• _Requirements_
The records below are to be copied word for word, with every picture left out.
>> START Given data
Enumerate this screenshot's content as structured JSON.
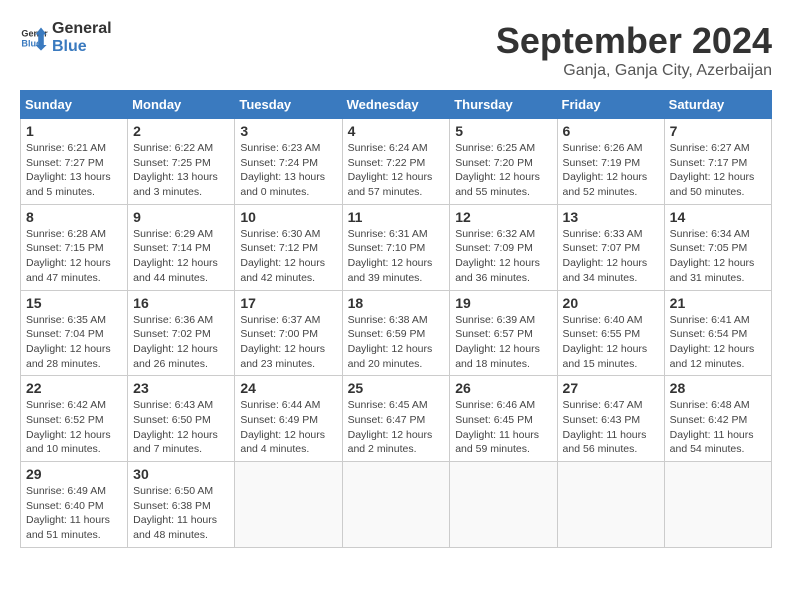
{
  "header": {
    "logo_general": "General",
    "logo_blue": "Blue",
    "month_title": "September 2024",
    "location": "Ganja, Ganja City, Azerbaijan"
  },
  "days_of_week": [
    "Sunday",
    "Monday",
    "Tuesday",
    "Wednesday",
    "Thursday",
    "Friday",
    "Saturday"
  ],
  "weeks": [
    [
      {
        "day": "1",
        "detail": "Sunrise: 6:21 AM\nSunset: 7:27 PM\nDaylight: 13 hours\nand 5 minutes."
      },
      {
        "day": "2",
        "detail": "Sunrise: 6:22 AM\nSunset: 7:25 PM\nDaylight: 13 hours\nand 3 minutes."
      },
      {
        "day": "3",
        "detail": "Sunrise: 6:23 AM\nSunset: 7:24 PM\nDaylight: 13 hours\nand 0 minutes."
      },
      {
        "day": "4",
        "detail": "Sunrise: 6:24 AM\nSunset: 7:22 PM\nDaylight: 12 hours\nand 57 minutes."
      },
      {
        "day": "5",
        "detail": "Sunrise: 6:25 AM\nSunset: 7:20 PM\nDaylight: 12 hours\nand 55 minutes."
      },
      {
        "day": "6",
        "detail": "Sunrise: 6:26 AM\nSunset: 7:19 PM\nDaylight: 12 hours\nand 52 minutes."
      },
      {
        "day": "7",
        "detail": "Sunrise: 6:27 AM\nSunset: 7:17 PM\nDaylight: 12 hours\nand 50 minutes."
      }
    ],
    [
      {
        "day": "8",
        "detail": "Sunrise: 6:28 AM\nSunset: 7:15 PM\nDaylight: 12 hours\nand 47 minutes."
      },
      {
        "day": "9",
        "detail": "Sunrise: 6:29 AM\nSunset: 7:14 PM\nDaylight: 12 hours\nand 44 minutes."
      },
      {
        "day": "10",
        "detail": "Sunrise: 6:30 AM\nSunset: 7:12 PM\nDaylight: 12 hours\nand 42 minutes."
      },
      {
        "day": "11",
        "detail": "Sunrise: 6:31 AM\nSunset: 7:10 PM\nDaylight: 12 hours\nand 39 minutes."
      },
      {
        "day": "12",
        "detail": "Sunrise: 6:32 AM\nSunset: 7:09 PM\nDaylight: 12 hours\nand 36 minutes."
      },
      {
        "day": "13",
        "detail": "Sunrise: 6:33 AM\nSunset: 7:07 PM\nDaylight: 12 hours\nand 34 minutes."
      },
      {
        "day": "14",
        "detail": "Sunrise: 6:34 AM\nSunset: 7:05 PM\nDaylight: 12 hours\nand 31 minutes."
      }
    ],
    [
      {
        "day": "15",
        "detail": "Sunrise: 6:35 AM\nSunset: 7:04 PM\nDaylight: 12 hours\nand 28 minutes."
      },
      {
        "day": "16",
        "detail": "Sunrise: 6:36 AM\nSunset: 7:02 PM\nDaylight: 12 hours\nand 26 minutes."
      },
      {
        "day": "17",
        "detail": "Sunrise: 6:37 AM\nSunset: 7:00 PM\nDaylight: 12 hours\nand 23 minutes."
      },
      {
        "day": "18",
        "detail": "Sunrise: 6:38 AM\nSunset: 6:59 PM\nDaylight: 12 hours\nand 20 minutes."
      },
      {
        "day": "19",
        "detail": "Sunrise: 6:39 AM\nSunset: 6:57 PM\nDaylight: 12 hours\nand 18 minutes."
      },
      {
        "day": "20",
        "detail": "Sunrise: 6:40 AM\nSunset: 6:55 PM\nDaylight: 12 hours\nand 15 minutes."
      },
      {
        "day": "21",
        "detail": "Sunrise: 6:41 AM\nSunset: 6:54 PM\nDaylight: 12 hours\nand 12 minutes."
      }
    ],
    [
      {
        "day": "22",
        "detail": "Sunrise: 6:42 AM\nSunset: 6:52 PM\nDaylight: 12 hours\nand 10 minutes."
      },
      {
        "day": "23",
        "detail": "Sunrise: 6:43 AM\nSunset: 6:50 PM\nDaylight: 12 hours\nand 7 minutes."
      },
      {
        "day": "24",
        "detail": "Sunrise: 6:44 AM\nSunset: 6:49 PM\nDaylight: 12 hours\nand 4 minutes."
      },
      {
        "day": "25",
        "detail": "Sunrise: 6:45 AM\nSunset: 6:47 PM\nDaylight: 12 hours\nand 2 minutes."
      },
      {
        "day": "26",
        "detail": "Sunrise: 6:46 AM\nSunset: 6:45 PM\nDaylight: 11 hours\nand 59 minutes."
      },
      {
        "day": "27",
        "detail": "Sunrise: 6:47 AM\nSunset: 6:43 PM\nDaylight: 11 hours\nand 56 minutes."
      },
      {
        "day": "28",
        "detail": "Sunrise: 6:48 AM\nSunset: 6:42 PM\nDaylight: 11 hours\nand 54 minutes."
      }
    ],
    [
      {
        "day": "29",
        "detail": "Sunrise: 6:49 AM\nSunset: 6:40 PM\nDaylight: 11 hours\nand 51 minutes."
      },
      {
        "day": "30",
        "detail": "Sunrise: 6:50 AM\nSunset: 6:38 PM\nDaylight: 11 hours\nand 48 minutes."
      },
      {
        "day": "",
        "detail": ""
      },
      {
        "day": "",
        "detail": ""
      },
      {
        "day": "",
        "detail": ""
      },
      {
        "day": "",
        "detail": ""
      },
      {
        "day": "",
        "detail": ""
      }
    ]
  ]
}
>> END Given data
• _Answer to this task_
Enumerate this screenshot's content as structured JSON.
{
  "header": {
    "logo_general": "General",
    "logo_blue": "Blue",
    "month_title": "September 2024",
    "location": "Ganja, Ganja City, Azerbaijan"
  },
  "days_of_week": [
    "Sunday",
    "Monday",
    "Tuesday",
    "Wednesday",
    "Thursday",
    "Friday",
    "Saturday"
  ],
  "weeks": [
    [
      {
        "day": "1",
        "detail": "Sunrise: 6:21 AM\nSunset: 7:27 PM\nDaylight: 13 hours\nand 5 minutes."
      },
      {
        "day": "2",
        "detail": "Sunrise: 6:22 AM\nSunset: 7:25 PM\nDaylight: 13 hours\nand 3 minutes."
      },
      {
        "day": "3",
        "detail": "Sunrise: 6:23 AM\nSunset: 7:24 PM\nDaylight: 13 hours\nand 0 minutes."
      },
      {
        "day": "4",
        "detail": "Sunrise: 6:24 AM\nSunset: 7:22 PM\nDaylight: 12 hours\nand 57 minutes."
      },
      {
        "day": "5",
        "detail": "Sunrise: 6:25 AM\nSunset: 7:20 PM\nDaylight: 12 hours\nand 55 minutes."
      },
      {
        "day": "6",
        "detail": "Sunrise: 6:26 AM\nSunset: 7:19 PM\nDaylight: 12 hours\nand 52 minutes."
      },
      {
        "day": "7",
        "detail": "Sunrise: 6:27 AM\nSunset: 7:17 PM\nDaylight: 12 hours\nand 50 minutes."
      }
    ],
    [
      {
        "day": "8",
        "detail": "Sunrise: 6:28 AM\nSunset: 7:15 PM\nDaylight: 12 hours\nand 47 minutes."
      },
      {
        "day": "9",
        "detail": "Sunrise: 6:29 AM\nSunset: 7:14 PM\nDaylight: 12 hours\nand 44 minutes."
      },
      {
        "day": "10",
        "detail": "Sunrise: 6:30 AM\nSunset: 7:12 PM\nDaylight: 12 hours\nand 42 minutes."
      },
      {
        "day": "11",
        "detail": "Sunrise: 6:31 AM\nSunset: 7:10 PM\nDaylight: 12 hours\nand 39 minutes."
      },
      {
        "day": "12",
        "detail": "Sunrise: 6:32 AM\nSunset: 7:09 PM\nDaylight: 12 hours\nand 36 minutes."
      },
      {
        "day": "13",
        "detail": "Sunrise: 6:33 AM\nSunset: 7:07 PM\nDaylight: 12 hours\nand 34 minutes."
      },
      {
        "day": "14",
        "detail": "Sunrise: 6:34 AM\nSunset: 7:05 PM\nDaylight: 12 hours\nand 31 minutes."
      }
    ],
    [
      {
        "day": "15",
        "detail": "Sunrise: 6:35 AM\nSunset: 7:04 PM\nDaylight: 12 hours\nand 28 minutes."
      },
      {
        "day": "16",
        "detail": "Sunrise: 6:36 AM\nSunset: 7:02 PM\nDaylight: 12 hours\nand 26 minutes."
      },
      {
        "day": "17",
        "detail": "Sunrise: 6:37 AM\nSunset: 7:00 PM\nDaylight: 12 hours\nand 23 minutes."
      },
      {
        "day": "18",
        "detail": "Sunrise: 6:38 AM\nSunset: 6:59 PM\nDaylight: 12 hours\nand 20 minutes."
      },
      {
        "day": "19",
        "detail": "Sunrise: 6:39 AM\nSunset: 6:57 PM\nDaylight: 12 hours\nand 18 minutes."
      },
      {
        "day": "20",
        "detail": "Sunrise: 6:40 AM\nSunset: 6:55 PM\nDaylight: 12 hours\nand 15 minutes."
      },
      {
        "day": "21",
        "detail": "Sunrise: 6:41 AM\nSunset: 6:54 PM\nDaylight: 12 hours\nand 12 minutes."
      }
    ],
    [
      {
        "day": "22",
        "detail": "Sunrise: 6:42 AM\nSunset: 6:52 PM\nDaylight: 12 hours\nand 10 minutes."
      },
      {
        "day": "23",
        "detail": "Sunrise: 6:43 AM\nSunset: 6:50 PM\nDaylight: 12 hours\nand 7 minutes."
      },
      {
        "day": "24",
        "detail": "Sunrise: 6:44 AM\nSunset: 6:49 PM\nDaylight: 12 hours\nand 4 minutes."
      },
      {
        "day": "25",
        "detail": "Sunrise: 6:45 AM\nSunset: 6:47 PM\nDaylight: 12 hours\nand 2 minutes."
      },
      {
        "day": "26",
        "detail": "Sunrise: 6:46 AM\nSunset: 6:45 PM\nDaylight: 11 hours\nand 59 minutes."
      },
      {
        "day": "27",
        "detail": "Sunrise: 6:47 AM\nSunset: 6:43 PM\nDaylight: 11 hours\nand 56 minutes."
      },
      {
        "day": "28",
        "detail": "Sunrise: 6:48 AM\nSunset: 6:42 PM\nDaylight: 11 hours\nand 54 minutes."
      }
    ],
    [
      {
        "day": "29",
        "detail": "Sunrise: 6:49 AM\nSunset: 6:40 PM\nDaylight: 11 hours\nand 51 minutes."
      },
      {
        "day": "30",
        "detail": "Sunrise: 6:50 AM\nSunset: 6:38 PM\nDaylight: 11 hours\nand 48 minutes."
      },
      {
        "day": "",
        "detail": ""
      },
      {
        "day": "",
        "detail": ""
      },
      {
        "day": "",
        "detail": ""
      },
      {
        "day": "",
        "detail": ""
      },
      {
        "day": "",
        "detail": ""
      }
    ]
  ]
}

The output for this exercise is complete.